> **STATED GOAL**
Repeat every record below exactly, leaving out the pictures.

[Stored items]
··········

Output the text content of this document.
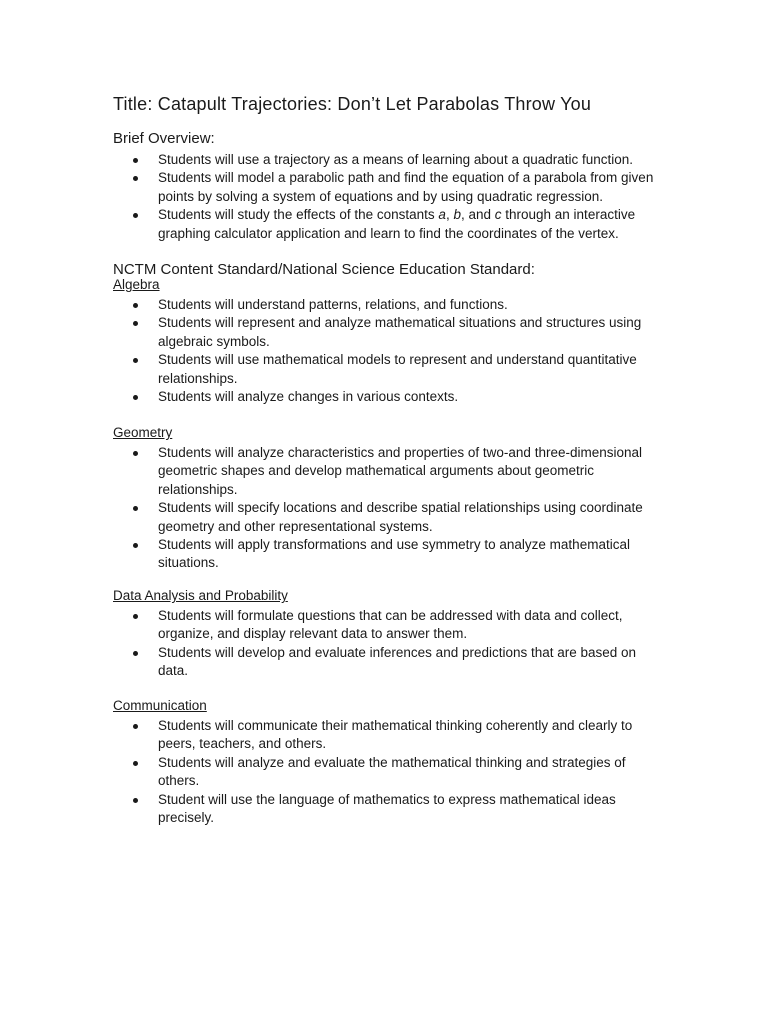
Title: Catapult Trajectories: Don’t Let Parabolas Throw You
Brief Overview:
Students will use a trajectory as a means of learning about a quadratic function.
Students will model a parabolic path and find the equation of a parabola from given points by solving a system of equations and by using quadratic regression.
Students will study the effects of the constants a, b, and c through an interactive graphing calculator application and learn to find the coordinates of the vertex.
NCTM Content Standard/National Science Education Standard:
Algebra
Students will understand patterns, relations, and functions.
Students will represent and analyze mathematical situations and structures using algebraic symbols.
Students will use mathematical models to represent and understand quantitative relationships.
Students will analyze changes in various contexts.
Geometry
Students will analyze characteristics and properties of two-and three-dimensional geometric shapes and develop mathematical arguments about geometric relationships.
Students will specify locations and describe spatial relationships using coordinate geometry and other representational systems.
Students will apply transformations and use symmetry to analyze mathematical situations.
Data Analysis and Probability
Students will formulate questions that can be addressed with data and collect, organize, and display relevant data to answer them.
Students will develop and evaluate inferences and predictions that are based on data.
Communication
Students will communicate their mathematical thinking coherently and clearly to peers, teachers, and others.
Students will analyze and evaluate the mathematical thinking and strategies of others.
Student will use the language of mathematics to express mathematical ideas precisely.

··········

> **RESPONSE BELOW**
Output the text content of this document.
Title: Catapult Trajectories: Don’t Let Parabolas Throw You
Brief Overview:
Students will use a trajectory as a means of learning about a quadratic function.
Students will model a parabolic path and find the equation of a parabola from given points by solving a system of equations and by using quadratic regression.
Students will study the effects of the constants a, b, and c through an interactive graphing calculator application and learn to find the coordinates of the vertex.
NCTM Content Standard/National Science Education Standard:
Algebra
Students will understand patterns, relations, and functions.
Students will represent and analyze mathematical situations and structures using algebraic symbols.
Students will use mathematical models to represent and understand quantitative relationships.
Students will analyze changes in various contexts.
Geometry
Students will analyze characteristics and properties of two-and three-dimensional geometric shapes and develop mathematical arguments about geometric relationships.
Students will specify locations and describe spatial relationships using coordinate geometry and other representational systems.
Students will apply transformations and use symmetry to analyze mathematical situations.
Data Analysis and Probability
Students will formulate questions that can be addressed with data and collect, organize, and display relevant data to answer them.
Students will develop and evaluate inferences and predictions that are based on data.
Communication
Students will communicate their mathematical thinking coherently and clearly to peers, teachers, and others.
Students will analyze and evaluate the mathematical thinking and strategies of others.
Student will use the language of mathematics to express mathematical ideas precisely.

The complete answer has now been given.